Work item:
All lines with the word "Jungrind" in the material below are required.

Entries supplied:

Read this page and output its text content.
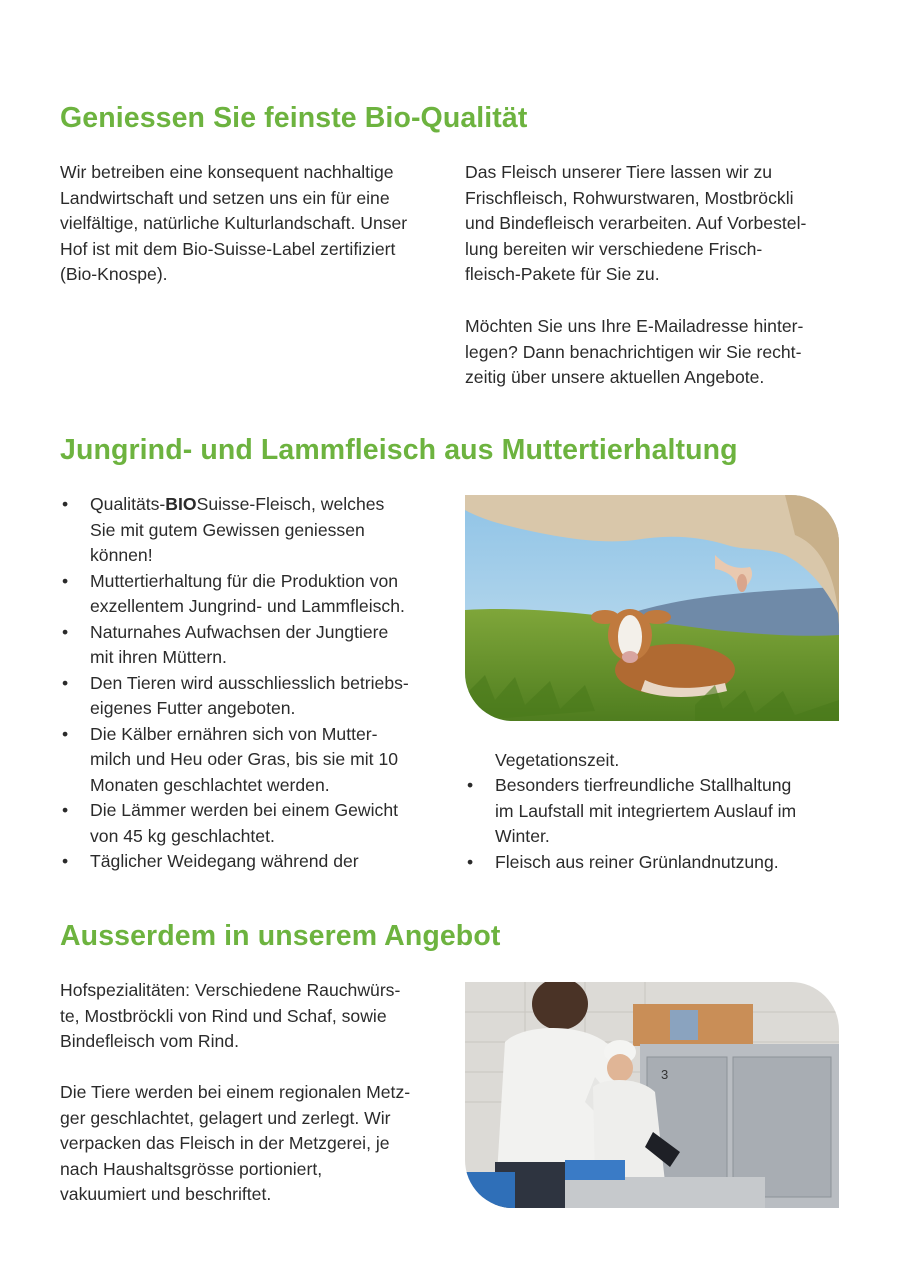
Geniessen Sie feinste Bio-Qualität
Wir betreiben eine konsequent nachhaltige
Landwirtschaft und setzen uns ein für eine
vielfältige, natürliche Kulturlandschaft. Unser
Hof ist mit dem Bio-Suisse-Label zertifiziert
(Bio-Knospe).
Das Fleisch unserer Tiere lassen wir zu
Frischfleisch, Rohwurstwaren, Mostbröckli
und Bindefleisch verarbeiten. Auf Vorbestel-
lung bereiten wir verschiedene Frisch-
fleisch-Pakete für Sie zu.
Möchten Sie uns Ihre E-Mailadresse hinter-
legen? Dann benachrichtigen wir Sie recht-
zeitig über unsere aktuellen Angebote.
Jungrind- und Lammfleisch aus Muttertierhaltung
• Qualitäts-BIOSuisse-Fleisch, welches
Sie mit gutem Gewissen geniessen
können!
• Muttertierhaltung für die Produktion von
exzellentem Jungrind- und Lammfleisch.
• Naturnahes Aufwachsen der Jungtiere
mit ihren Müttern.
• Den Tieren wird ausschliesslich betriebs-
eigenes Futter angeboten.
• Die Kälber ernähren sich von Mutter-
milch und Heu oder Gras, bis sie mit 10
Monaten geschlachtet werden.
• Die Lämmer werden bei einem Gewicht
von 45 kg geschlachtet.
• Täglicher Weidegang während der
Vegetationszeit.
• Besonders tierfreundliche Stallhaltung
im Laufstall mit integriertem Auslauf im
Winter.
• Fleisch aus reiner Grünlandnutzung.
Ausserdem in unserem Angebot
Hofspezialitäten: Verschiedene Rauchwürs-
te, Mostbröckli von Rind und Schaf, sowie
Bindefleisch vom Rind.
Die Tiere werden bei einem regionalen Metz-
ger geschlachtet, gelagert und zerlegt. Wir
verpacken das Fleisch in der Metzgerei, je
nach Haushaltsgrösse portioniert,
vakuumiert und beschriftet.
3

Finished exercise:
Jungrind- und Lammfleisch aus Muttertierhaltung
exzellentem Jungrind- und Lammfleisch.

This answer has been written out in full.